▸ **Enunciado de la tarea**
Transcriba sin alteraciones el pasaje del texto sobre la intentona de los complotados que figura más abajo, desde "Los argumentos de" hasta "monarquía parlamentaria europea.".

▸ **Texto de estudio**

§ §

Los argumentos de los complotados eran que Pedro Sánchez había provocado los muertos de la pandemia y que, además de criminal, era un dictador por recluir al país en sus casas. Enviaron a los militares estudios psiquiátricos para demostrar que el presidente del Gobierno era un demente. Pensaban que la pandemia iba a provocar el caos y que el país se iba a hacer ingobernable con millones de manifestantes indignados haciendo sonar las cacerolas. Pero la intentona se fue desinflando a medida que se doblegaba la curva de contagios, disminuía el número de muertos y, lógicamente, el rey no mostraba el más mínimo interés por estos proyectos propios de una república bananera y no de una monarquía parlamentaria europea.

§ §

▸ **Elementos del conjunto de datos**
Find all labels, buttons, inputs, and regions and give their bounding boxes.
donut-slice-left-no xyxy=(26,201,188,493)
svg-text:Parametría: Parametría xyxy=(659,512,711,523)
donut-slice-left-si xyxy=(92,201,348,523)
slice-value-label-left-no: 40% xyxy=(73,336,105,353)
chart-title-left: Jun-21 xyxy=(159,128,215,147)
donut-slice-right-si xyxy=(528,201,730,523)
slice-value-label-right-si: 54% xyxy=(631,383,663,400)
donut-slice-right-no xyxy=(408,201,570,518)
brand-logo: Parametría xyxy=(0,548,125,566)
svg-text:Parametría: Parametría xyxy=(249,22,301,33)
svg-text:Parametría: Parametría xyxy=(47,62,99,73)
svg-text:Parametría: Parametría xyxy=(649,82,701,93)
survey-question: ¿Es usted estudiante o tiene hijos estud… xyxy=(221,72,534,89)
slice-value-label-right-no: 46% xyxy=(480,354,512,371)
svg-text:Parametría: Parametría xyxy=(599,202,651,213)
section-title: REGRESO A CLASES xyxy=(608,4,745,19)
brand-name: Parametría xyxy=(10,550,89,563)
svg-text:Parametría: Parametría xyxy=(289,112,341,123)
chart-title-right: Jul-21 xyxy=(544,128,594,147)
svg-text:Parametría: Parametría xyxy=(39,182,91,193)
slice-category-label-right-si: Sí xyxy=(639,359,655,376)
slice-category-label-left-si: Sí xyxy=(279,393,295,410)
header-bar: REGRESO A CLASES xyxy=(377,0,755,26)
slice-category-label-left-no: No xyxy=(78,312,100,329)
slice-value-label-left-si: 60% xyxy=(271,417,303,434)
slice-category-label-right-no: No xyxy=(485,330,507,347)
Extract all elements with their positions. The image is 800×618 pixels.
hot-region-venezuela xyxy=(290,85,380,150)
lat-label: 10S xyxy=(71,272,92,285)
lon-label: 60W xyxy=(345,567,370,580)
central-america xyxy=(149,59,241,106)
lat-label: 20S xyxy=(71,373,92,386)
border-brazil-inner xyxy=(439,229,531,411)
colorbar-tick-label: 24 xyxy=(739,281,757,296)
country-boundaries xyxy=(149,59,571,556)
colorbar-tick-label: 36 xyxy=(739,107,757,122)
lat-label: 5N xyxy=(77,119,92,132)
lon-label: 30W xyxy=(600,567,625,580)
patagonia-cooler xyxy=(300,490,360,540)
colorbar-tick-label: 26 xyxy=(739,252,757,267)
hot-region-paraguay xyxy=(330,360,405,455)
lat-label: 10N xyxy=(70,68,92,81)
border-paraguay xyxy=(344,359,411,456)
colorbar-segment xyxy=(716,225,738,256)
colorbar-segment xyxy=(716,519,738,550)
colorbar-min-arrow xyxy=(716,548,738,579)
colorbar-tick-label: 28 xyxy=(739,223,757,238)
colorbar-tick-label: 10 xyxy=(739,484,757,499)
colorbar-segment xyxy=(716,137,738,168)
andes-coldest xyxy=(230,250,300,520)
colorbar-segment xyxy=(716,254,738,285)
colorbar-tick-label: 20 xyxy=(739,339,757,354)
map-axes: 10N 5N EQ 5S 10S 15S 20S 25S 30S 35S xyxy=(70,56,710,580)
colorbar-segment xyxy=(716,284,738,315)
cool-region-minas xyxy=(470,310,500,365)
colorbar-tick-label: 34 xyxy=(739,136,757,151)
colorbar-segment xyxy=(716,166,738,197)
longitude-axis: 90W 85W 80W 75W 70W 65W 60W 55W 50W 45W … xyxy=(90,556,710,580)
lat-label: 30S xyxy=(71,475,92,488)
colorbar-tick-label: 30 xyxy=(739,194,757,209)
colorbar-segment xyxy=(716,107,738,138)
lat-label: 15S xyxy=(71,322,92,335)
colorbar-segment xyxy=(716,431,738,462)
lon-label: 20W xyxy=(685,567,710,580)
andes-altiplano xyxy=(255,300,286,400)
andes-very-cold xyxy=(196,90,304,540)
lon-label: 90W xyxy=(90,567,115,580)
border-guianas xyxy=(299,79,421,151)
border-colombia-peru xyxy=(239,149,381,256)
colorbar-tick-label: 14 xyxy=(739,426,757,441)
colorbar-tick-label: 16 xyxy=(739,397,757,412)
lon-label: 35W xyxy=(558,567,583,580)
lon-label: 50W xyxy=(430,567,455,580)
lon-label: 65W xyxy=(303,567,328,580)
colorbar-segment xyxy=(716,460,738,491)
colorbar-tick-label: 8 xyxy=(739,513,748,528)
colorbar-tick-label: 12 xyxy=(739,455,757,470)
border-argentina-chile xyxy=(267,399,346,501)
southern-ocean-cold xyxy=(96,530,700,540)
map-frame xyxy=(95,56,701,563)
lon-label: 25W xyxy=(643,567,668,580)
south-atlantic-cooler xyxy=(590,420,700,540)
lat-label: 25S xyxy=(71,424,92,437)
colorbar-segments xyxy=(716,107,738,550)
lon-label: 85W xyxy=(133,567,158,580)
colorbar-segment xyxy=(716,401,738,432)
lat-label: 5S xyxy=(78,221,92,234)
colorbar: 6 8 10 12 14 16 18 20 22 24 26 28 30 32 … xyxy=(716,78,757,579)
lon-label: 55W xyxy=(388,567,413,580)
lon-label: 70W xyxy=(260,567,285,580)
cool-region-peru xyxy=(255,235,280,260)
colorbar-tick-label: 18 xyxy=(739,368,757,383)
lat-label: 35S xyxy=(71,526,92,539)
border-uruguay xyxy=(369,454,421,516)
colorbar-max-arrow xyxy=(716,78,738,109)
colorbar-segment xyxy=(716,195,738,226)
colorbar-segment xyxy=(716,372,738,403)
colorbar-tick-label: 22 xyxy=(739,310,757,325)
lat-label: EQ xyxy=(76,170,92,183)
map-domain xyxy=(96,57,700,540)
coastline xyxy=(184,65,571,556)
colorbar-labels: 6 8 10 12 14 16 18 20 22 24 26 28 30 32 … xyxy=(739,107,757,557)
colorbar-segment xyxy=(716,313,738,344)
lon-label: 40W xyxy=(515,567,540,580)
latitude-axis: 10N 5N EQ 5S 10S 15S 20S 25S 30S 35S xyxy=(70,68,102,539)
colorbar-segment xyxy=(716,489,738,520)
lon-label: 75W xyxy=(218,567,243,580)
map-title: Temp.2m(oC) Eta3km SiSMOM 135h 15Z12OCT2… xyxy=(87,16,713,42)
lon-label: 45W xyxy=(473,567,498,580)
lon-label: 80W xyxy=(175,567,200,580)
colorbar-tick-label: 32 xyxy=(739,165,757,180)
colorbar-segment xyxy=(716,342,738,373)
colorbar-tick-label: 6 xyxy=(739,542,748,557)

§ §

▸ **Su respuesta**
Los argumentos de los complotados eran que Pedro Sánchez había provocado los muertos de la pandemia y que, además de criminal, era un dictador por recluir al país en sus casas. Enviaron a los militares estudios psiquiátricos para demostrar que el presidente del Gobierno era un demente. Pensaban que la pandemia iba a provocar el caos y que el país se iba a hacer ingobernable con millones de manifestantes indignados haciendo sonar las cacerolas. Pero la intentona se fue desinflando a medida que se doblegaba la curva de contagios, disminuía el número de muertos y, lógicamente, el rey no mostraba el más mínimo interés por estos proyectos propios de una república bananera y no de una monarquía parlamentaria europea.